■ Directions
Omit all images. Write out the rest of the material exactly.

■ Data to use
* Begin *
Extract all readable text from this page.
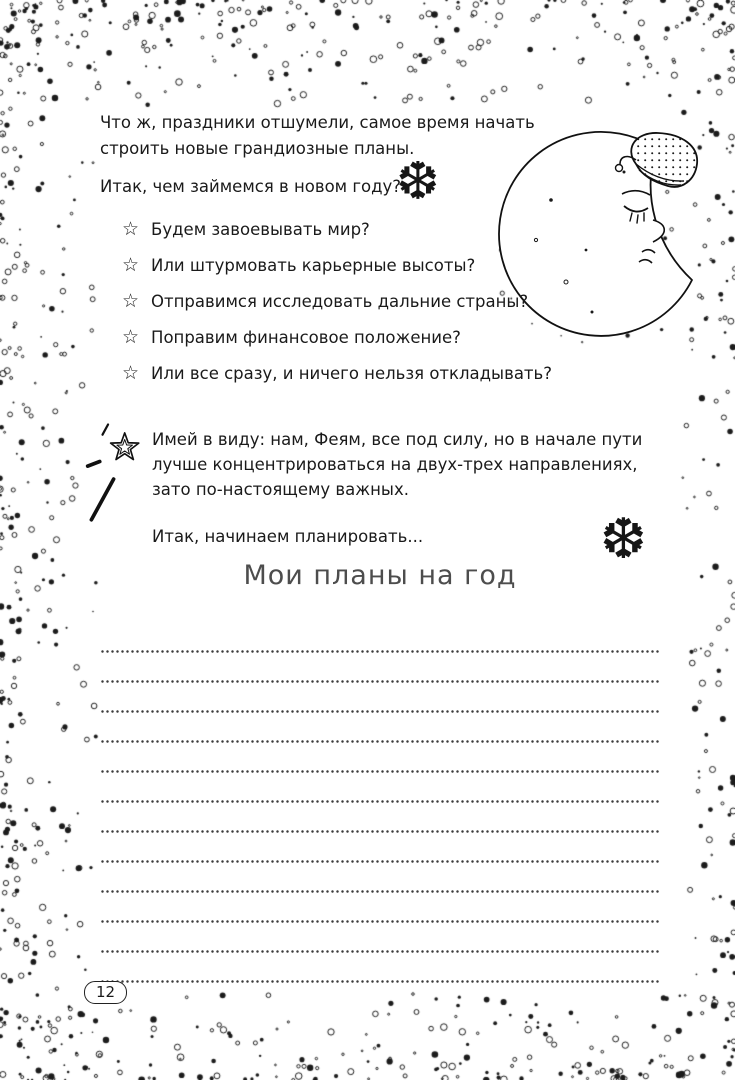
Что ж, праздники отшумели, самое время начать строить новые грандиозные планы.

Итак, чем займемся в новом году?

❆
☆ Будем завоевывать мир?
☆ Или штурмовать карьерные высоты?
☆ Отправимся исследовать дальние страны?
☆ Поправим финансовое положение?
☆ Или все сразу, и ничего нельзя откладывать?

Имей в виду: нам, Феям, все под силу, но в начале пути лучше концентрироваться на двух-трех направлениях, зато по-настоящему важных.

Итак, начинаем планировать...	❆
Мои планы на год
12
* End *
■ Final result
Extract all readable text from this page.
Что ж, праздники отшумели, самое время начать строить новые грандиозные планы.

Итак, чем займемся в новом году?

❆
☆ Будем завоевывать мир?
☆ Или штурмовать карьерные высоты?
☆ Отправимся исследовать дальние страны?
☆ Поправим финансовое положение?
☆ Или все сразу, и ничего нельзя откладывать?

Имей в виду: нам, Феям, все под силу, но в начале пути лучше концентрироваться на двух-трех направлениях, зато по-настоящему важных.

Итак, начинаем планировать...	❆
Мои планы на год
12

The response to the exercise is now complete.